## THE EXERCISE
Check each line of the entries below for the string "Alarms" and state how many lines have it, with no other text.

## SUPPLIED DATA
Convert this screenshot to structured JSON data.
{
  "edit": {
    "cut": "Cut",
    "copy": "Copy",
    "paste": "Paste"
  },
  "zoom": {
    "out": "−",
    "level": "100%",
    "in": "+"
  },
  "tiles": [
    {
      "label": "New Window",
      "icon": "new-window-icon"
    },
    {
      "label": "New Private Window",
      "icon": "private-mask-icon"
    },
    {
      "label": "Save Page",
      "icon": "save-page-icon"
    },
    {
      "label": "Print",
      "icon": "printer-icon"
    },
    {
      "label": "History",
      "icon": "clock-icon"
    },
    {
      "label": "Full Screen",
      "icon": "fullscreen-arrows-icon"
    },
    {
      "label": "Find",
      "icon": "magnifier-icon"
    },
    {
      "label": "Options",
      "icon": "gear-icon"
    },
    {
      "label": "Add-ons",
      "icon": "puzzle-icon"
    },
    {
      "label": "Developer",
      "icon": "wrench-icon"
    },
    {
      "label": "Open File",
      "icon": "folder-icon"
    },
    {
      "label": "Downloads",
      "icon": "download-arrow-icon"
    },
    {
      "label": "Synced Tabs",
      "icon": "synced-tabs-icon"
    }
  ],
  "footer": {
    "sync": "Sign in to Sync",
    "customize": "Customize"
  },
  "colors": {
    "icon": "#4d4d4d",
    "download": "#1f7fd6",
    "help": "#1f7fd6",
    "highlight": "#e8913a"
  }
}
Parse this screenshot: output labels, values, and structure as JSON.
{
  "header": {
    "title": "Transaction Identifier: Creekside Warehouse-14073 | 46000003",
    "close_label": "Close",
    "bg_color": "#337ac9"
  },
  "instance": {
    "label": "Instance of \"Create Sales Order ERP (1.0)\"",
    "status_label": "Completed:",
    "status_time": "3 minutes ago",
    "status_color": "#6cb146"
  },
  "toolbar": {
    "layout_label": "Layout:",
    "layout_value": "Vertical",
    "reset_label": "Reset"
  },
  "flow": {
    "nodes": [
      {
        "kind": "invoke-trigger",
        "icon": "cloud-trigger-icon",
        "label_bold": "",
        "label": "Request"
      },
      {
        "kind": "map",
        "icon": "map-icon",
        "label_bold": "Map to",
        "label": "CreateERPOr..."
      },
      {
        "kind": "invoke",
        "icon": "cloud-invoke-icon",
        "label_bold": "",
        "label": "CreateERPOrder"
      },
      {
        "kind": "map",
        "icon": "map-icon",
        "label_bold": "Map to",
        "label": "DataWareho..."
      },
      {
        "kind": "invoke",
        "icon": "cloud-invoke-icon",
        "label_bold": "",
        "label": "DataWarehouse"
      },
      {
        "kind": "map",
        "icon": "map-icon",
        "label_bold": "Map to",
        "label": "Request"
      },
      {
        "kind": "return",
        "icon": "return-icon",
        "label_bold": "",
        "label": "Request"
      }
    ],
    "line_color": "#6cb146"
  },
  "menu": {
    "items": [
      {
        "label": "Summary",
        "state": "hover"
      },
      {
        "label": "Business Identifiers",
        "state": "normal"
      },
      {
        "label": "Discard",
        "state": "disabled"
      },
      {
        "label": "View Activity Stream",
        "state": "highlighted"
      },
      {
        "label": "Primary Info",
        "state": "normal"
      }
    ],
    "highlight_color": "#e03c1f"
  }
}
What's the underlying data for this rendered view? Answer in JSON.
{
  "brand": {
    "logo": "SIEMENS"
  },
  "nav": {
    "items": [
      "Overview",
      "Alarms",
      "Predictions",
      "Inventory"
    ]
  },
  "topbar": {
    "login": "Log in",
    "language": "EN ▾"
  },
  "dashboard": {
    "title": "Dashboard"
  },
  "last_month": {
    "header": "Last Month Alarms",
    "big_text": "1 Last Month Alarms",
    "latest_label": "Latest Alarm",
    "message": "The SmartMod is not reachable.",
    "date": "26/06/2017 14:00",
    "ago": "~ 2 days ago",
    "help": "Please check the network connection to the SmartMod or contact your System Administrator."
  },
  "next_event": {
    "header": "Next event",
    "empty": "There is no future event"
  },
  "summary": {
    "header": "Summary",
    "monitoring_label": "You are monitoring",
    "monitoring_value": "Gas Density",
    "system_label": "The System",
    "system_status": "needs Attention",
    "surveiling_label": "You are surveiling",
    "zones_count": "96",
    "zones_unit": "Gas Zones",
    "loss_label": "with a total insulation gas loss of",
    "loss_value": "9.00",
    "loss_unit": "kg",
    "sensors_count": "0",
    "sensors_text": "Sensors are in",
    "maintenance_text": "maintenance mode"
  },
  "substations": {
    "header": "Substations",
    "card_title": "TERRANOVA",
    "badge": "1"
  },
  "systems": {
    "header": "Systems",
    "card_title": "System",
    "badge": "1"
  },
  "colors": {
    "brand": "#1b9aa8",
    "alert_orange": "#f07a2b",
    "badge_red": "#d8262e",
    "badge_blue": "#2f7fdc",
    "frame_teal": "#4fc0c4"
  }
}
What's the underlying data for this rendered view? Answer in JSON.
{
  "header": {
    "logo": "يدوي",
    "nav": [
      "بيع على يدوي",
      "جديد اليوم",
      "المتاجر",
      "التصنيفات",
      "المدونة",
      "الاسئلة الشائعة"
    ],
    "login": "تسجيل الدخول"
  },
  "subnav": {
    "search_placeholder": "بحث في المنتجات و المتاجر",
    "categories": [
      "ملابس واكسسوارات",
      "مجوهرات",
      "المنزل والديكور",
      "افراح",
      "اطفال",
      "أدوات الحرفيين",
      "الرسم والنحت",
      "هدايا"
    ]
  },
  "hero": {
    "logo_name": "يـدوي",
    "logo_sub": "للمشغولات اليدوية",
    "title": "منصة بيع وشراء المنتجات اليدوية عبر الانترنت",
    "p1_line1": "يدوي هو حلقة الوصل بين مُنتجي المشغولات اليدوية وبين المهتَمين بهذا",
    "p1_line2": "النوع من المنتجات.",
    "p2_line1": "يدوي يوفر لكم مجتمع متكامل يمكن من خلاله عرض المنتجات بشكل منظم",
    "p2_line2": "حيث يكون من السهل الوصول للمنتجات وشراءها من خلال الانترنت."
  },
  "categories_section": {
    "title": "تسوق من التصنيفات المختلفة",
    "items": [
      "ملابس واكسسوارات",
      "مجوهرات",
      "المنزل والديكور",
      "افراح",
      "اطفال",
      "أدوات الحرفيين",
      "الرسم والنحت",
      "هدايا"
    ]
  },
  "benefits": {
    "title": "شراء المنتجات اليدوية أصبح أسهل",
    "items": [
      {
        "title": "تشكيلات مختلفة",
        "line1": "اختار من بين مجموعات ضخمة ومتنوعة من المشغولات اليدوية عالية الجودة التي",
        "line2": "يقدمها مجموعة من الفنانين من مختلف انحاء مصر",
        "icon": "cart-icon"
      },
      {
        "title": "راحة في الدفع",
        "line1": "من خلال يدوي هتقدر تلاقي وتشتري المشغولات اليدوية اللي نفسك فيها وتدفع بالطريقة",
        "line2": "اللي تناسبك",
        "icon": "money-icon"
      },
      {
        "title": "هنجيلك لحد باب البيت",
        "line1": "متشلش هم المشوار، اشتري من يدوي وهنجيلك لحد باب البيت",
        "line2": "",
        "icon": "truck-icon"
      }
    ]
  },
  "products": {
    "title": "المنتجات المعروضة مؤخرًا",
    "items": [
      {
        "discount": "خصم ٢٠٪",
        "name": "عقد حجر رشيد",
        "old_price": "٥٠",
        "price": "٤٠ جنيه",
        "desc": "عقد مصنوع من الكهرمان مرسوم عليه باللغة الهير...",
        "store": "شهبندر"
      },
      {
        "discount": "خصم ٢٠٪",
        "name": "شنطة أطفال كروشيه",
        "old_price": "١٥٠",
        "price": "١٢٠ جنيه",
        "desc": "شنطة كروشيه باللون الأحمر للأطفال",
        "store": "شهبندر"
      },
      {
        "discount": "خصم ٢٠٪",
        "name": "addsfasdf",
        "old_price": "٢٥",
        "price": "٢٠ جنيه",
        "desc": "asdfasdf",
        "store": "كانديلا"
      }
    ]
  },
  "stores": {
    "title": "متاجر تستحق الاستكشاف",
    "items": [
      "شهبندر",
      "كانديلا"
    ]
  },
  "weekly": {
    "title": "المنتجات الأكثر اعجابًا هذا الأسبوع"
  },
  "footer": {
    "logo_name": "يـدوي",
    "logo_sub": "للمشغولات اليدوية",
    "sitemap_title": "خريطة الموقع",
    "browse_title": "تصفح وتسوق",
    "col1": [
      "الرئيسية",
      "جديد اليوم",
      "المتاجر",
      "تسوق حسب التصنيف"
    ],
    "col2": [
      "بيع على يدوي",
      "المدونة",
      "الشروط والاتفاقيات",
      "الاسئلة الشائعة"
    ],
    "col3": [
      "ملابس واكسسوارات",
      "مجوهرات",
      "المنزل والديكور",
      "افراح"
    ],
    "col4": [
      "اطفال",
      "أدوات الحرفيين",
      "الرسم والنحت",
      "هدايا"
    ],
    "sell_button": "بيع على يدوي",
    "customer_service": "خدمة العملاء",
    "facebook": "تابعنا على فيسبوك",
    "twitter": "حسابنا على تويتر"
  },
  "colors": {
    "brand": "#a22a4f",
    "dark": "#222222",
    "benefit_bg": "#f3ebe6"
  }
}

## ANSWER TO THIS TASK
3